GOAL:
Compute how many lines in the entries below contain "المساحة", and output nothing but the number.

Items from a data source
● ● ●

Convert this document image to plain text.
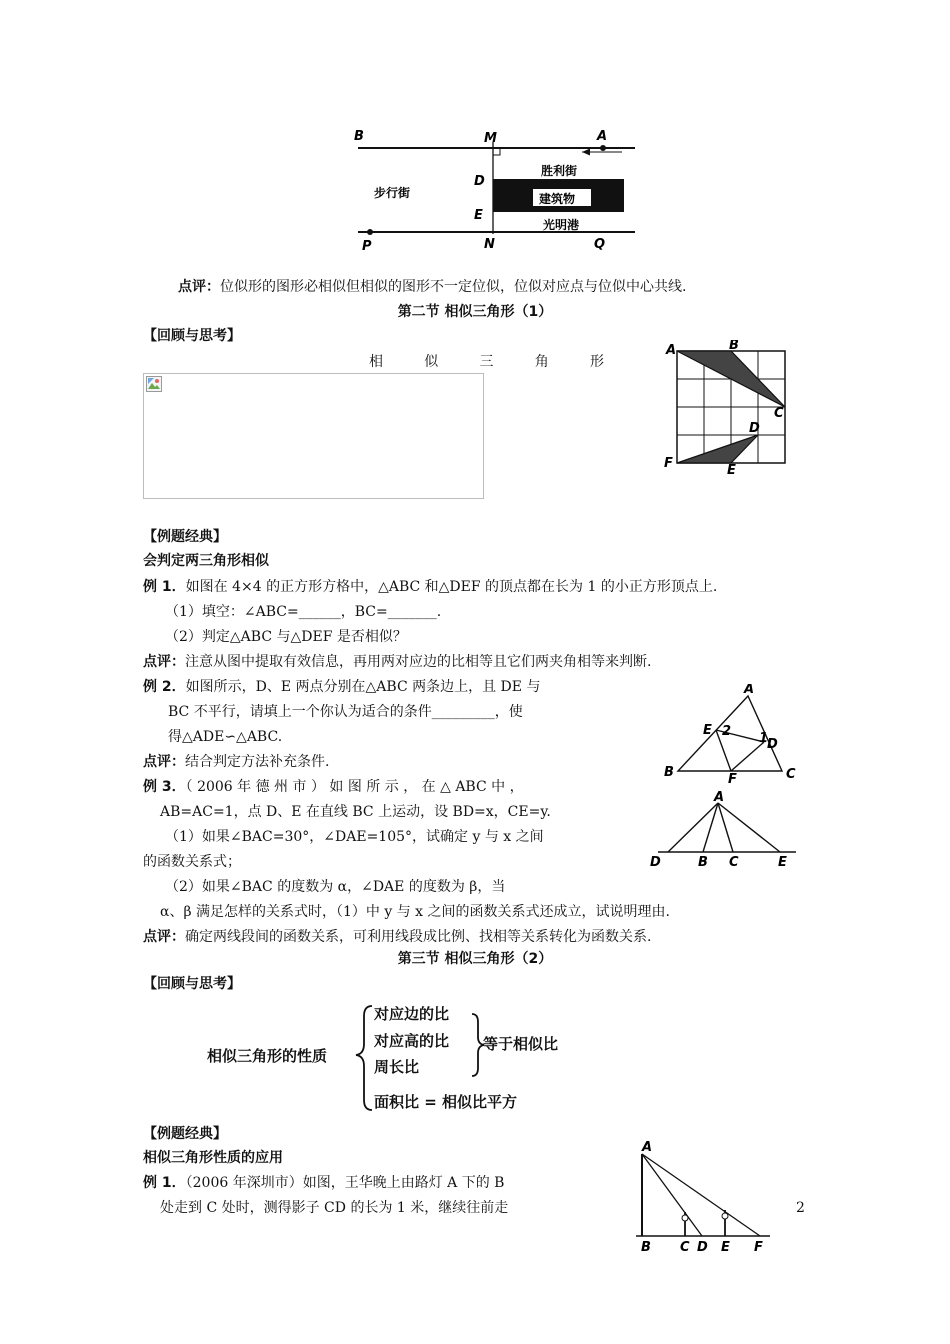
B	M	A
D
E
P	N	Q
胜利街
步行街	建筑物
光明港
点评：位似形的图形必相似但相似的图形不一定位似，位似对应点与位似中心共线.
第二节 相似三角形（1）
【回顾与思考】
相	似	三	角	形
A	B
C
D
E
F
【例题经典】
会判定两三角形相似
例 1．如图在 4×4 的正方形方格中，△ABC 和△DEF 的顶点都在长为 1 的小正方形顶点上.
（1）填空：∠ABC=______，BC=_______.
（2）判定△ABC 与△DEF 是否相似？
点评：注意从图中提取有效信息，再用两对应边的比相等且它们两夹角相等来判断.
例 2．如图所示，D、E 两点分别在△ABC 两条边上，且 DE 与
BC 不平行，请填上一个你认为适合的条件_________，使
得△ADE∽△ABC.
点评：结合判定方法补充条件.
例 3．（ 2006 年 德 州 市 ） 如 图 所 示 ， 在 △ ABC 中 ，
AB=AC=1，点 D、E 在直线 BC 上运动，设 BD=x，CE=y.
（1）如果∠BAC=30°，∠DAE=105°，试确定 y 与 x 之间
的函数关系式；
（2）如果∠BAC 的度数为 α，∠DAE 的度数为 β，当
α、β 满足怎样的关系式时，（1）中 y 与 x 之间的函数关系式还成立，试说明理由.
点评：确定两线段间的函数关系，可利用线段成比例、找相等关系转化为函数关系.
A
E 2 1
D
B	F	C
A
D	B C	E
第三节 相似三角形（2）
【回顾与思考】
相似三角形的性质
对应边的比
对应高的比
周长比
等于相似比
面积比 = 相似比平方
【例题经典】
相似三角形性质的应用
例 1．（2006 年深圳市）如图，王华晚上由路灯 A 下的 B
处走到 C 处时，测得影子 CD 的长为 1 米，继续往前走	2
A
B C D E F
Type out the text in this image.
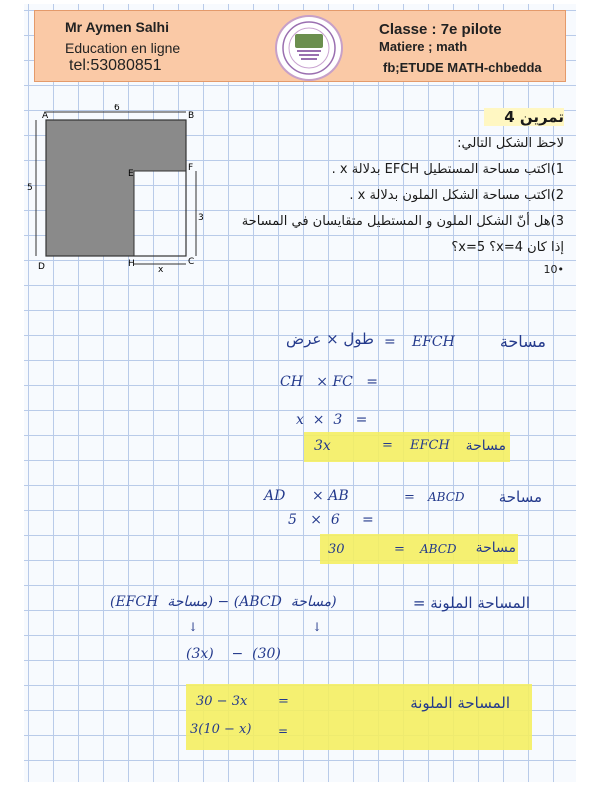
Mr Aymen Salhi
Education en ligne
tel:53080851
Classe : 7e pilote
Matiere ; math
fb;ETUDE MATH-chbedda
A	B
C
D
E
F
H
6
5
3
x
تمرين 4
لاحظ الشكل التالي:
1)اكتب مساحة المستطيل EFCH بدلالة x .
2)اكتب مساحة الشكل الملون بدلالة x .
3)هل أنّ الشكل الملون و المستطيل متقايسان في المساحة
إذا كان x=4؟ x=5؟
•10
مساحة
EFCH
=
طول × عرض
CH   × FC   =
x  ×  3   =
مساحة
EFCH
=
3x
مساحة
ABCD
=
AD      × AB
5   ×  6     =
مساحة
ABCD
=
30
المساحة الملونة =
(EFCH  مساحة) − (ABCD  مساحة)
↓	↓
(3x)    −  (30)
المساحة الملونة
=
30 − 3x
3(10 − x) =
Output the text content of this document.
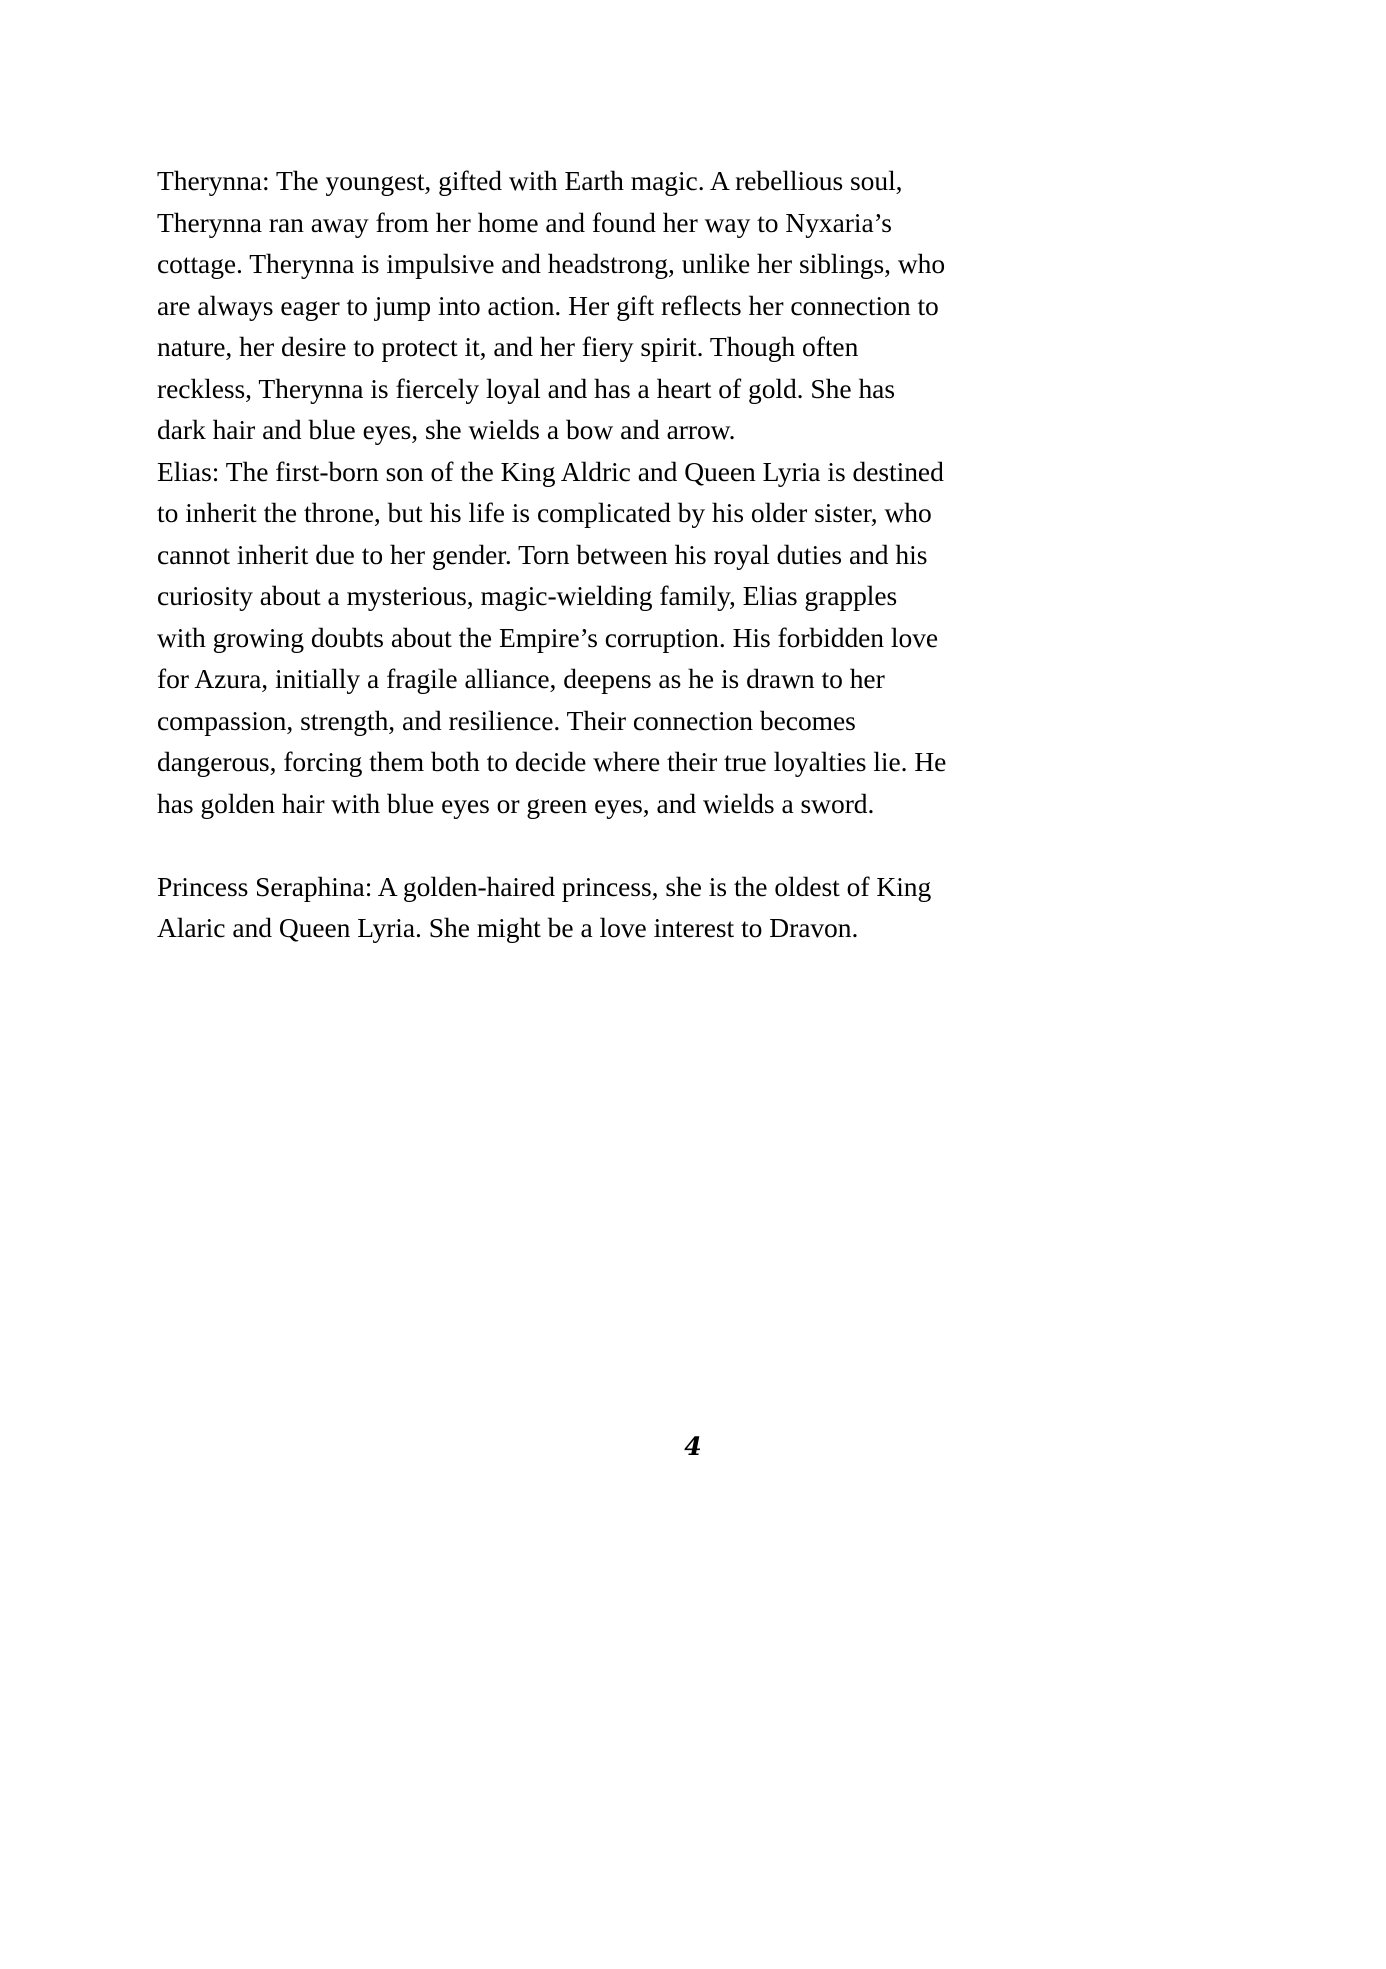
Therynna: The youngest, gifted with Earth magic. A rebellious soul, Therynna ran away from her home and found her way to Nyxaria’s cottage. Therynna is impulsive and headstrong, unlike her siblings, who are always eager to jump into action. Her gift reflects her connection to nature, her desire to protect it, and her fiery spirit. Though often reckless, Therynna is fiercely loyal and has a heart of gold. She has dark hair and blue eyes, she wields a bow and arrow.

Elias: The first-born son of the King Aldric and Queen Lyria is destined to inherit the throne, but his life is complicated by his older sister, who cannot inherit due to her gender. Torn between his royal duties and his curiosity about a mysterious, magic-wielding family, Elias grapples with growing doubts about the Empire’s corruption. His forbidden love for Azura, initially a fragile alliance, deepens as he is drawn to her compassion, strength, and resilience. Their connection becomes dangerous, forcing them both to decide where their true loyalties lie. He has golden hair with blue eyes or green eyes, and wields a sword.

Princess Seraphina: A golden-haired princess, she is the oldest of King Alaric and Queen Lyria. She might be a love interest to Dravon.

4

● ● ●

SOLUTION FOR THIS PROBLEM:
3